Records shown:
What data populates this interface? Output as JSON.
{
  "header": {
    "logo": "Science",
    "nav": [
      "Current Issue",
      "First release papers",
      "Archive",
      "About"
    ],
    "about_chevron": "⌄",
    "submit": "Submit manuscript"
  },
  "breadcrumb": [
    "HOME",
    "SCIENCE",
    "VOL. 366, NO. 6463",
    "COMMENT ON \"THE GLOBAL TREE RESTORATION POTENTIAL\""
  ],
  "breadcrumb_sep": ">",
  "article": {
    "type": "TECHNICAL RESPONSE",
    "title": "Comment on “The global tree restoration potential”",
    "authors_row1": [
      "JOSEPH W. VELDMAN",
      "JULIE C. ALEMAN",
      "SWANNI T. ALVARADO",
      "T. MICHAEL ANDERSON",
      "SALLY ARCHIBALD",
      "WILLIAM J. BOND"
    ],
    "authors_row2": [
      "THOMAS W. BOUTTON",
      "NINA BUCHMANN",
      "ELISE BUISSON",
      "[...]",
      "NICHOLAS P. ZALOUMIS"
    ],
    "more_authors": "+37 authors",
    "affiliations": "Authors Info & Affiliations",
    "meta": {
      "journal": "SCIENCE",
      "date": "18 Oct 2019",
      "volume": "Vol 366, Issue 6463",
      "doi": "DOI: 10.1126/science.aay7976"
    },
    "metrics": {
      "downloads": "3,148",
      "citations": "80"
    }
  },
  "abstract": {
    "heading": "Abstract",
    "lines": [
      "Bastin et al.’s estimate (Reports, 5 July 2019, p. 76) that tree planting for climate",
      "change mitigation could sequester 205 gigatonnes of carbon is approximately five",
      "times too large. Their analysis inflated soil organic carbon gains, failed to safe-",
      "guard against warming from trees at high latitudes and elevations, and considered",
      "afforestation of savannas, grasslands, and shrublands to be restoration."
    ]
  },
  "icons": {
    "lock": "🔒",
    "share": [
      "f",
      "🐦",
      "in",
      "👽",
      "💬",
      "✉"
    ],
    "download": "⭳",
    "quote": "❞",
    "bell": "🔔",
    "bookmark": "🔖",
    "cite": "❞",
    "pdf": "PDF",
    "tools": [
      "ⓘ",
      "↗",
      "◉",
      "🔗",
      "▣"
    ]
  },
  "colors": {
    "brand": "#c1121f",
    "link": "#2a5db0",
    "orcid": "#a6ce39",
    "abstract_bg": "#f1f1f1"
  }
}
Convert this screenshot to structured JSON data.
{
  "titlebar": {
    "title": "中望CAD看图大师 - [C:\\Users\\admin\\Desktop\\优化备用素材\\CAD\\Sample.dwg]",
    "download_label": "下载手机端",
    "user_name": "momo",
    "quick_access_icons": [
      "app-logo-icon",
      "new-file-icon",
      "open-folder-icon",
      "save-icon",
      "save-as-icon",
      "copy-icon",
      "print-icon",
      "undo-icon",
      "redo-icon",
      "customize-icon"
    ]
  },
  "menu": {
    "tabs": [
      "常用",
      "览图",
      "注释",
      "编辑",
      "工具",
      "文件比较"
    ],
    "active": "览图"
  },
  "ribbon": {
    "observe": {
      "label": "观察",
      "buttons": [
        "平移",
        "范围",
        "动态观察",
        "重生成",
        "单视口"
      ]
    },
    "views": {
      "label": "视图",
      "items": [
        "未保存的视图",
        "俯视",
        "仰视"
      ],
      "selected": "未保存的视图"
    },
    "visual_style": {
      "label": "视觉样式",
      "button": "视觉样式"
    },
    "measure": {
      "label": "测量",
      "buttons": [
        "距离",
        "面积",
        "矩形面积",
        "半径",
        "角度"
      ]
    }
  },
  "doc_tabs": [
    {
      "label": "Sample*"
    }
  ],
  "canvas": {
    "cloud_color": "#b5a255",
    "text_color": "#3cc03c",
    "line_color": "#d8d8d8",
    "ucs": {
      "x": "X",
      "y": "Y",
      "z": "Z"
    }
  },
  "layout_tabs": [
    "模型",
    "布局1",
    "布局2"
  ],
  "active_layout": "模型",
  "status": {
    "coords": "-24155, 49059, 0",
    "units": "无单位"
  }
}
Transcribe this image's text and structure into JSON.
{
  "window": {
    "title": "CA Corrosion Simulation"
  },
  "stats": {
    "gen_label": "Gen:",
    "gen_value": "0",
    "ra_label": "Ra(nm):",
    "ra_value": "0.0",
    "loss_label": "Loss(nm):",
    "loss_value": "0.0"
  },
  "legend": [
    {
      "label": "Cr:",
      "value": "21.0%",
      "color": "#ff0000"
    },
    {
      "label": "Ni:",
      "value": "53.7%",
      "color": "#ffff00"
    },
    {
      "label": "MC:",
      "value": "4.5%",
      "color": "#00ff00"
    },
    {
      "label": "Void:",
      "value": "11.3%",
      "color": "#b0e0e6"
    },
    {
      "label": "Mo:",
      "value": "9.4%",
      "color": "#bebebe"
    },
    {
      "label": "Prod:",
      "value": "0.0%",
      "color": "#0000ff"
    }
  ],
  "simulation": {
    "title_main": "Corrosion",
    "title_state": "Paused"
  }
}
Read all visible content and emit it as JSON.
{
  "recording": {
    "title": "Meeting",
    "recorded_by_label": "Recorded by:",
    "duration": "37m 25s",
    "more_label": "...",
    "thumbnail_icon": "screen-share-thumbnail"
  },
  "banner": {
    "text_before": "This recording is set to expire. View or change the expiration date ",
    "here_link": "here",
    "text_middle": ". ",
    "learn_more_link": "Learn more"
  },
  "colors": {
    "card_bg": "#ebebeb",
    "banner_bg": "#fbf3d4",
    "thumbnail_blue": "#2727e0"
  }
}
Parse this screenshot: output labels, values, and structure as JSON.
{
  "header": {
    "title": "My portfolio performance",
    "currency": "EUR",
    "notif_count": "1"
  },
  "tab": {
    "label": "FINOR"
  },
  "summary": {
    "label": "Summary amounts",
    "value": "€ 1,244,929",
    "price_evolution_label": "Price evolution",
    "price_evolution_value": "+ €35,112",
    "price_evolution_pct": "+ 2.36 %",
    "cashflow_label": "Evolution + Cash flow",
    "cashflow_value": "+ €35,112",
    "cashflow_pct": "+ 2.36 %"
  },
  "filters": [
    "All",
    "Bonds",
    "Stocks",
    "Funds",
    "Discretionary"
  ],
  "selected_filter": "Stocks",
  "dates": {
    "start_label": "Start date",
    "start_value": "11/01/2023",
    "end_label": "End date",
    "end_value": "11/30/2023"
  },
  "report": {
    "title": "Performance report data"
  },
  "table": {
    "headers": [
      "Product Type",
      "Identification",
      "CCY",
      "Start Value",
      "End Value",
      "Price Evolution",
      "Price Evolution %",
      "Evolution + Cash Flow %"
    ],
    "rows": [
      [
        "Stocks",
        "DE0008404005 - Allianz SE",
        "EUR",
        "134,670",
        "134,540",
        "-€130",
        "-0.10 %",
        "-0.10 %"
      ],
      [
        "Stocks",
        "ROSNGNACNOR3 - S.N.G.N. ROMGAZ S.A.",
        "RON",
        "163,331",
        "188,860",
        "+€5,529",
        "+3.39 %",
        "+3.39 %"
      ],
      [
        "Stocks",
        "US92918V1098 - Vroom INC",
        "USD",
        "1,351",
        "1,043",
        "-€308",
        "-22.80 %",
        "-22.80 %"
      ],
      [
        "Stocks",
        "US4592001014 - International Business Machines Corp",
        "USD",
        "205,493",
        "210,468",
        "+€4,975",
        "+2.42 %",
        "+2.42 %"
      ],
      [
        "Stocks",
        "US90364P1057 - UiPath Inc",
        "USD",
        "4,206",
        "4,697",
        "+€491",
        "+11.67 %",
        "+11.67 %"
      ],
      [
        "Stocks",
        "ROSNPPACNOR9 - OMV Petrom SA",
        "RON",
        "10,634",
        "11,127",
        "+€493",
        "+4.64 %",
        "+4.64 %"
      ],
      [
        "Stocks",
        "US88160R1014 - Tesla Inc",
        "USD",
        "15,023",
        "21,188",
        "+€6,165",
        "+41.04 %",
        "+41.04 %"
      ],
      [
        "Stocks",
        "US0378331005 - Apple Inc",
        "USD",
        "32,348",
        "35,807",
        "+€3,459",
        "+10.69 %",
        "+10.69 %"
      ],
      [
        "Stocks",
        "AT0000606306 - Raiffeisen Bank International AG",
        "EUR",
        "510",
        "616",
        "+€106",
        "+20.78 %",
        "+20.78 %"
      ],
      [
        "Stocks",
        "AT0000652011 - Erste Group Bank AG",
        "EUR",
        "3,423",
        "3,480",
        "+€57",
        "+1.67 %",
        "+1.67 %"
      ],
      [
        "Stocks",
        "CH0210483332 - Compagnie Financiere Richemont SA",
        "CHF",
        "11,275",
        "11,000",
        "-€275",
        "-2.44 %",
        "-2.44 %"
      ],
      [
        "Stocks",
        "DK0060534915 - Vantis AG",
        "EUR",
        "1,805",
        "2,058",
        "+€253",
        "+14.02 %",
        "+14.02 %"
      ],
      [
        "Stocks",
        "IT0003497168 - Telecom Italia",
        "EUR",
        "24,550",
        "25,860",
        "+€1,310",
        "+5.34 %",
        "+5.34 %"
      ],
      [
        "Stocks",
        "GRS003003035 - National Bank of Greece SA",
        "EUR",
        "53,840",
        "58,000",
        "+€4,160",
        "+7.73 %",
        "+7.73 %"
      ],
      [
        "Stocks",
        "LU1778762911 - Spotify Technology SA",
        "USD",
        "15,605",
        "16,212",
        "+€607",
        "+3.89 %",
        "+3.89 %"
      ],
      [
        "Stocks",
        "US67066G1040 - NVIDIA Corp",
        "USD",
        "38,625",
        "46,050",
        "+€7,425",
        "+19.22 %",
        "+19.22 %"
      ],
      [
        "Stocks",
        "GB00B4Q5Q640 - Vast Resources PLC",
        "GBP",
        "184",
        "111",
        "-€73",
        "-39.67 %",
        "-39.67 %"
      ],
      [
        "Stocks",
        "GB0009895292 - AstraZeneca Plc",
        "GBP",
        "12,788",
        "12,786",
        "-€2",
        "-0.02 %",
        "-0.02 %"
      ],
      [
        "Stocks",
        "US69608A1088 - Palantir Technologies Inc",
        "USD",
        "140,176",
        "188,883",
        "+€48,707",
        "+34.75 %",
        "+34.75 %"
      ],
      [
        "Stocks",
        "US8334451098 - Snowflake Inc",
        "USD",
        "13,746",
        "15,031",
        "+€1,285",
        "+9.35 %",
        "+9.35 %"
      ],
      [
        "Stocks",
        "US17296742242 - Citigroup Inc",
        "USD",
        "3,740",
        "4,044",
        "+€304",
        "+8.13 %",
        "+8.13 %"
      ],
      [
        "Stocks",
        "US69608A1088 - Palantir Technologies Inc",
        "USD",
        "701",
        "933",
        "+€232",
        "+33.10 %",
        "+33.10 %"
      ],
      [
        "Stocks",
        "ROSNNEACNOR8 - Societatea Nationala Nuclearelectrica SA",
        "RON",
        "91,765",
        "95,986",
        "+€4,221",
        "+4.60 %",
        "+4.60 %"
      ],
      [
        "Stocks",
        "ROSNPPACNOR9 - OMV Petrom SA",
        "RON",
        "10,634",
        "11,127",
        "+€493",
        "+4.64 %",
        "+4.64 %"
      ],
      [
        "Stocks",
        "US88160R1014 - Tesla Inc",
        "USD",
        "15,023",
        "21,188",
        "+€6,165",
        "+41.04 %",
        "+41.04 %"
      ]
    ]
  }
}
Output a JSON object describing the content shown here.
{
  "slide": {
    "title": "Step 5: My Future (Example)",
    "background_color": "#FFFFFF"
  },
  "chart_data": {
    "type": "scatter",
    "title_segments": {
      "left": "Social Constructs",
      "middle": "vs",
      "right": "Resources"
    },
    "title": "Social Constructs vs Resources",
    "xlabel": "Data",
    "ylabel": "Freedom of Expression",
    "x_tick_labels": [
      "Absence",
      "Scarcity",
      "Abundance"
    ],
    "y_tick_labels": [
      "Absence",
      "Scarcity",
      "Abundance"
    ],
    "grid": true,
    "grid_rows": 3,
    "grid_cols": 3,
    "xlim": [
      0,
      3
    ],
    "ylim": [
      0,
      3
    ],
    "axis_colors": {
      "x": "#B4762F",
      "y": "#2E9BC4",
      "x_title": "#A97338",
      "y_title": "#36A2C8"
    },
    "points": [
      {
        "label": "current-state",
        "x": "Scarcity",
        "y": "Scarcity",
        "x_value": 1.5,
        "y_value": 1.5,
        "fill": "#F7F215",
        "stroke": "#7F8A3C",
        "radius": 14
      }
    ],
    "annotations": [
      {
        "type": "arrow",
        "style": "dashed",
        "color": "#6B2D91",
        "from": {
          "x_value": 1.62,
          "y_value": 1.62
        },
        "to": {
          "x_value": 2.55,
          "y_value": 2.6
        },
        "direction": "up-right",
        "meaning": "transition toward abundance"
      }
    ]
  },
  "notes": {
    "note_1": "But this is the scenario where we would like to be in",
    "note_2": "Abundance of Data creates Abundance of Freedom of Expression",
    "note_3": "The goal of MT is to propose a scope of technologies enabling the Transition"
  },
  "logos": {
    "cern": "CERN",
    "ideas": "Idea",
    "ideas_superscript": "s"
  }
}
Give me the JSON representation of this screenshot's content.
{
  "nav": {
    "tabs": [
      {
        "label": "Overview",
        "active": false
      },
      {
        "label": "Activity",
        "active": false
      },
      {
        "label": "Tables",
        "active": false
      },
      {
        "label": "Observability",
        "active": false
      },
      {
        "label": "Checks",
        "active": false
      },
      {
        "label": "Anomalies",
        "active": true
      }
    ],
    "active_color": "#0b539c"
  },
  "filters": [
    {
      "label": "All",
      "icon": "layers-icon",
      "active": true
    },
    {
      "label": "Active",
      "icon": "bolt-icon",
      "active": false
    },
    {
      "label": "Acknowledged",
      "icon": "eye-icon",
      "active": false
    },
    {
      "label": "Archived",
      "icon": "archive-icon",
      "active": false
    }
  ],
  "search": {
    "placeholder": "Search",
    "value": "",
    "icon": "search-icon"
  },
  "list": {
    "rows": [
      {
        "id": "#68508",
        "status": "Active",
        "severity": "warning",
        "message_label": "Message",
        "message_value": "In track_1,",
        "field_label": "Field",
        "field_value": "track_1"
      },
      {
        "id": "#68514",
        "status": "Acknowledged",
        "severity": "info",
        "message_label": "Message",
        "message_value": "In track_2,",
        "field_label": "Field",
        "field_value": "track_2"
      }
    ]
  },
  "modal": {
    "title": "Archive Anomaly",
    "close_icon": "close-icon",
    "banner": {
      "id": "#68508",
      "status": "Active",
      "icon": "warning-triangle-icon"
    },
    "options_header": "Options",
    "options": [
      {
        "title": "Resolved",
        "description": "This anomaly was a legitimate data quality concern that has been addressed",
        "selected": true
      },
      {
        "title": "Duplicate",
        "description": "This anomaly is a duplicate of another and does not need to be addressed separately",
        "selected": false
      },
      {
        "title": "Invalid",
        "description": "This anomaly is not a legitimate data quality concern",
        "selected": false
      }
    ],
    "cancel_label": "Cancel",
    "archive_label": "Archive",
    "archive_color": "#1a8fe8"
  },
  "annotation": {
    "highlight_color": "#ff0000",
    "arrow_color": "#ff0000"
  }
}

Prompt:
Gather every line from the listing above in which the word "content" appears.

Solved problem:
Read all visible content and emit it as JSON.
Output a JSON object describing the content shown here.
Give me the JSON representation of this screenshot's content.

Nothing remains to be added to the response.